* [WORK REQUIRED]:
Show, in full, each line of the data that contains "Present".

* [Excerpt from a dataset]:
● ● ● ● ●

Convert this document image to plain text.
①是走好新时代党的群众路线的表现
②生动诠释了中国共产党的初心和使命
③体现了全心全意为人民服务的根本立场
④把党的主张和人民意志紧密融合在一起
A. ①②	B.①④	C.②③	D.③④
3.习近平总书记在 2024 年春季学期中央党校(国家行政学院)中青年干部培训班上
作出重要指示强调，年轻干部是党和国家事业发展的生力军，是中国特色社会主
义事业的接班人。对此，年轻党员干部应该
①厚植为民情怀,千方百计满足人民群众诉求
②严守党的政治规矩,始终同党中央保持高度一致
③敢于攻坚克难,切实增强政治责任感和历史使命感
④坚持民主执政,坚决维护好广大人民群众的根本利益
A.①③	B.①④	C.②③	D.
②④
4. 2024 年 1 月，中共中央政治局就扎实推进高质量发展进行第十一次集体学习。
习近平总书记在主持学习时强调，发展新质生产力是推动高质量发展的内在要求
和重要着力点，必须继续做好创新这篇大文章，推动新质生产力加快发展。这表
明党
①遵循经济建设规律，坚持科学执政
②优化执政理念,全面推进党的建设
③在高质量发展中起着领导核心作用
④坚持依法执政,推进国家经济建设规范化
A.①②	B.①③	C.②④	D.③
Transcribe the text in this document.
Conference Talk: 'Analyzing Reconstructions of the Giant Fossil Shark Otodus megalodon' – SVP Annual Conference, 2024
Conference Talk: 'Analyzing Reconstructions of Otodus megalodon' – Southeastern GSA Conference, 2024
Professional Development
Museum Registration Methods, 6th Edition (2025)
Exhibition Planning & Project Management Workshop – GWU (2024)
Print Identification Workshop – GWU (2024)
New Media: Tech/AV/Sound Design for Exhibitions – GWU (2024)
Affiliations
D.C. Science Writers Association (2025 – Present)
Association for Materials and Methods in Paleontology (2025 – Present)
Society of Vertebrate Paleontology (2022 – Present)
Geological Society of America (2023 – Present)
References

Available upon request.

● ● ● ● ●

* [WRITTEN ANSWER]:
D.C. Science Writers Association (2025 – Present)
Association for Materials and Methods in Paleontology (2025 – Present)
Society of Vertebrate Paleontology (2022 – Present)
Geological Society of America (2023 – Present)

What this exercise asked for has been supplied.